Search the entries for the word "EngSpd" and pull out each line that has it.

[DATA IN THIS EXERCISE]
/---
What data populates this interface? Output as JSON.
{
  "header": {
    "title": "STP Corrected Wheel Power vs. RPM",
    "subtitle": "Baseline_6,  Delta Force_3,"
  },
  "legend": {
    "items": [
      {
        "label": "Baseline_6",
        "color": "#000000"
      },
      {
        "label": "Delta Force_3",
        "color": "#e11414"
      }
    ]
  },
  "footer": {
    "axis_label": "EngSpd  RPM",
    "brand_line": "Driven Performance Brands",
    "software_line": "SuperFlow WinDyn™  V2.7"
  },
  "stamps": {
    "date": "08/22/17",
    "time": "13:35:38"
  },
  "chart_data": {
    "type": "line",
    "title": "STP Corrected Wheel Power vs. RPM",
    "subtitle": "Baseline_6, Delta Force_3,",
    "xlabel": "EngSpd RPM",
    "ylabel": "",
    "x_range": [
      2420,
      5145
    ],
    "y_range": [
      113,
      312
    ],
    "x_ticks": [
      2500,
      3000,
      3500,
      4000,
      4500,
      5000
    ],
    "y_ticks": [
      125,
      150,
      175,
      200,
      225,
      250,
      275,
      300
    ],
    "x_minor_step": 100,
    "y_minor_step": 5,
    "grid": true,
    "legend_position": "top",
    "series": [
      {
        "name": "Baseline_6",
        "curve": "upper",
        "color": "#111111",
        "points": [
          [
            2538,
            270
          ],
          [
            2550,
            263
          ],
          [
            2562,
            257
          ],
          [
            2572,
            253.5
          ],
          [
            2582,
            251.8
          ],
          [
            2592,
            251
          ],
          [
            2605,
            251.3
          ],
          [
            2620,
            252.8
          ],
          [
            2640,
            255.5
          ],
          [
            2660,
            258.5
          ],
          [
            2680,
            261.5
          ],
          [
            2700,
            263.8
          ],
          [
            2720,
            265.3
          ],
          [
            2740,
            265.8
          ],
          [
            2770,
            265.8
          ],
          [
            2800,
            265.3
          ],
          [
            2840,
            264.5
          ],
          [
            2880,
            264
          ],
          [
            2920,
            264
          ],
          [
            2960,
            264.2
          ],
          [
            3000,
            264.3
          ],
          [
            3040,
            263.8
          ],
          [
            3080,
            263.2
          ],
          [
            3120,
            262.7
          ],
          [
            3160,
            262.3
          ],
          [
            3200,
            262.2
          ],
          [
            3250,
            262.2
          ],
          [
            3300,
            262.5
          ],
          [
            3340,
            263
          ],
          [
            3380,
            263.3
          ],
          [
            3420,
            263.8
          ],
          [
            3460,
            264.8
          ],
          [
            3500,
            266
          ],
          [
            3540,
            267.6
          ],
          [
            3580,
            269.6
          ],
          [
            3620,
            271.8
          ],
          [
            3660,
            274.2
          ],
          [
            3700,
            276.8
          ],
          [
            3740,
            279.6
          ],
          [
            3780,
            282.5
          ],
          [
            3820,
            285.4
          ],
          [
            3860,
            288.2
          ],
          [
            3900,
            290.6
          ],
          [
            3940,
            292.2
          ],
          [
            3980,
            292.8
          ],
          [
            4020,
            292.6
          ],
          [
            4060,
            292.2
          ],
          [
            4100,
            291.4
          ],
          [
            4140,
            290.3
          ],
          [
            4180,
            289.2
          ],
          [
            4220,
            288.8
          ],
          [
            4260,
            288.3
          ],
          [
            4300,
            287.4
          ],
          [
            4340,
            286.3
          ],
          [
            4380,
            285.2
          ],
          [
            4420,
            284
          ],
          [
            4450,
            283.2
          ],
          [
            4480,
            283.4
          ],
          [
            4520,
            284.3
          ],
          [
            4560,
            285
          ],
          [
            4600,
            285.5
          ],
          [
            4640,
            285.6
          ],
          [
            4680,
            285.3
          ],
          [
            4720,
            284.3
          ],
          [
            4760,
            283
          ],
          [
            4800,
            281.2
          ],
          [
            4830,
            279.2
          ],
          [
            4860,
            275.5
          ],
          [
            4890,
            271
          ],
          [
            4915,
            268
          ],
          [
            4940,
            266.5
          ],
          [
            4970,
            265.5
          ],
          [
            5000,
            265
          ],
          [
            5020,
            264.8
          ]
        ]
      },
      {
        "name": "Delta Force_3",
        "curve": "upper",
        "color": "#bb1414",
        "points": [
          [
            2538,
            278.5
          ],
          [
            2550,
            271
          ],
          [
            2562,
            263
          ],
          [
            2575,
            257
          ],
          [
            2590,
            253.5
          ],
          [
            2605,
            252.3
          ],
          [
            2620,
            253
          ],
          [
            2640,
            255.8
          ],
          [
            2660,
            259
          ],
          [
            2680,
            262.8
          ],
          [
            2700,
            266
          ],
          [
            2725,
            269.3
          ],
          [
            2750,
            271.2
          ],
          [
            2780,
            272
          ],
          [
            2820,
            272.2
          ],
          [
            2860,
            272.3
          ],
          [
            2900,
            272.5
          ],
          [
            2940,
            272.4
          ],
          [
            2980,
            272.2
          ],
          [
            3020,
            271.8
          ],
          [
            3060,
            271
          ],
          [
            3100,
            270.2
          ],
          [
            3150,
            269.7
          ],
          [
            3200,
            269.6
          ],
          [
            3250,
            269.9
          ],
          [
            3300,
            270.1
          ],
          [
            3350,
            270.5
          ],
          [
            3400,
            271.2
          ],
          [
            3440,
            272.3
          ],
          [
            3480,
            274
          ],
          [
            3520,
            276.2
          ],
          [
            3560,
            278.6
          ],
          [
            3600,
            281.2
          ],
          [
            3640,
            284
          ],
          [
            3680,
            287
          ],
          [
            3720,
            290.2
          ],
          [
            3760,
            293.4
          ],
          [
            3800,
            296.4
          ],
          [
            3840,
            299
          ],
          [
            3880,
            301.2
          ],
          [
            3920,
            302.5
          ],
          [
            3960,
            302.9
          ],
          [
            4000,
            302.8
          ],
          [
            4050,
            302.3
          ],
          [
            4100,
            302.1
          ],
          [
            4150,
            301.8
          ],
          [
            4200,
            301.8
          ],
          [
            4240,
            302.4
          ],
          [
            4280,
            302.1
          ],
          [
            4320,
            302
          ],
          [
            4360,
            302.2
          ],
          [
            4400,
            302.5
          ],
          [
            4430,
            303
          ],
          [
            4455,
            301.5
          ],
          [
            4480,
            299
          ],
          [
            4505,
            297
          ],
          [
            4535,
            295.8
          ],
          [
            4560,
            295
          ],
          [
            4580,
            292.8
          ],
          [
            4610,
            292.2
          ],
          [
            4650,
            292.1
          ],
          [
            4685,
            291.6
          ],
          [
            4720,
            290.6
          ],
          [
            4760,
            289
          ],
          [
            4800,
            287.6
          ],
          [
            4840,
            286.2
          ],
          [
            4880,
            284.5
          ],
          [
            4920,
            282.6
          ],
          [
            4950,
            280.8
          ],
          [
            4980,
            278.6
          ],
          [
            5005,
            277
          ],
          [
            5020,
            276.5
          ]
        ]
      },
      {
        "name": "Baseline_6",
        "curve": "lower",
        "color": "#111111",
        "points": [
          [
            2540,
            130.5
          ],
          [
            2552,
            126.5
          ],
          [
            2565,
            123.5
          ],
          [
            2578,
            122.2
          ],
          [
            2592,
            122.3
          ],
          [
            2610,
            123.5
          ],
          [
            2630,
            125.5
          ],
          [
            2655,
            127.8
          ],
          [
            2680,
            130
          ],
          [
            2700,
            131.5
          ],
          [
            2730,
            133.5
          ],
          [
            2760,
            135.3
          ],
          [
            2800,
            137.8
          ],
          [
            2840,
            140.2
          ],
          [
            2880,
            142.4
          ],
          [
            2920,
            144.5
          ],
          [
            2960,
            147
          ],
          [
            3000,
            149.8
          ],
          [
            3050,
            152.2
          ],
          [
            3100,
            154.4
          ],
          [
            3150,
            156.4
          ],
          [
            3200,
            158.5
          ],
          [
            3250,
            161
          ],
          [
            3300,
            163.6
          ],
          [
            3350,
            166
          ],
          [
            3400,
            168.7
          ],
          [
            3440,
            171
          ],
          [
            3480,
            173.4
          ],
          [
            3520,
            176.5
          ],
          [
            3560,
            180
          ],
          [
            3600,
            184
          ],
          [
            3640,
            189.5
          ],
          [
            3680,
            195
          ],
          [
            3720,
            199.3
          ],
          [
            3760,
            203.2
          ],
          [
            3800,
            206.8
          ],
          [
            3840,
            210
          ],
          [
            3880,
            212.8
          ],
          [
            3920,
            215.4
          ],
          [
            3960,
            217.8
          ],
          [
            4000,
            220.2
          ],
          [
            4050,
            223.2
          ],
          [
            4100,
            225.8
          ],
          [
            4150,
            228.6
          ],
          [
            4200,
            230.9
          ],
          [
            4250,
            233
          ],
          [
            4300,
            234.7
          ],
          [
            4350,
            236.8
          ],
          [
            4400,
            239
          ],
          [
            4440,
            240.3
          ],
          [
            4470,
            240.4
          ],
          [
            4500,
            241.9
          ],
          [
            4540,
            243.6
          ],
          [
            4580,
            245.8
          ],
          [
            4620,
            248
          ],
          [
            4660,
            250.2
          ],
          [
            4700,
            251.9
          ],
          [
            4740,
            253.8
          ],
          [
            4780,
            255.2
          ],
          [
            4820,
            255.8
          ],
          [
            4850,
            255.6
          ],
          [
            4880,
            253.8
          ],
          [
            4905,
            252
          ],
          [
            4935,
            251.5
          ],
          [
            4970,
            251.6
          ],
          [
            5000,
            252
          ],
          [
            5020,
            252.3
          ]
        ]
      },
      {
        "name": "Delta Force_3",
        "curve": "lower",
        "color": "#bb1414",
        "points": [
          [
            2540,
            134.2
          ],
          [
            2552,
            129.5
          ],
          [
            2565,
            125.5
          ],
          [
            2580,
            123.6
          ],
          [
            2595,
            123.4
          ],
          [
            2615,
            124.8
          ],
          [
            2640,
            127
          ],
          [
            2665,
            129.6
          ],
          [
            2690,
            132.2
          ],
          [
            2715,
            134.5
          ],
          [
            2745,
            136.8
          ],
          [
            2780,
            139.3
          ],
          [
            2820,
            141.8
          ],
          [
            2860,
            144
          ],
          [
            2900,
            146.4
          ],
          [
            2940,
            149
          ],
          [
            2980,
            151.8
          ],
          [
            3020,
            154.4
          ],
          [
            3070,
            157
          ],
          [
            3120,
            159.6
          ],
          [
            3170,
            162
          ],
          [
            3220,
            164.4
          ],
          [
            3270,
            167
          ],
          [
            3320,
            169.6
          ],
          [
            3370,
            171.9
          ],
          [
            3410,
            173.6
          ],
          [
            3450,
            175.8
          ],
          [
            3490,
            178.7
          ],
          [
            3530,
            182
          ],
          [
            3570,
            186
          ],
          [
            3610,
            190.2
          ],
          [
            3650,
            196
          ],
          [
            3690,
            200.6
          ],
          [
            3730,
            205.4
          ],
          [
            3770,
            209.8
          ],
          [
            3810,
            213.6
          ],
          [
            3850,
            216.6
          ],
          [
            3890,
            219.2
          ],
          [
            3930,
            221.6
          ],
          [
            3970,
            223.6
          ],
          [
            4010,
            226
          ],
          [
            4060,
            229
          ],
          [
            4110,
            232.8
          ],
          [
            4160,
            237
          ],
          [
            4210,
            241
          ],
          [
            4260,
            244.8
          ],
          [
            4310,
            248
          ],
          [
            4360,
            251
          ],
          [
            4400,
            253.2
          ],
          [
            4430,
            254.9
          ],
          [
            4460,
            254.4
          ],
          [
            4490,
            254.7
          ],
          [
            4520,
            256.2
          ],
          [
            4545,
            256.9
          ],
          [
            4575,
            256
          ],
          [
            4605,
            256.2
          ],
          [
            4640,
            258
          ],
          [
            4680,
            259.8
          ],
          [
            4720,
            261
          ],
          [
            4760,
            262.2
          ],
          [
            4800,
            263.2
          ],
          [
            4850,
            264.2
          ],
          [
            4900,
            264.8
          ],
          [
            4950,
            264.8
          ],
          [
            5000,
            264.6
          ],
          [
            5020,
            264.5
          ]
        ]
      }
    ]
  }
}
\---
[RESULT FOR THIS EXERCISE]
    "axis_label": "EngSpd  RPM",
    "xlabel": "EngSpd RPM",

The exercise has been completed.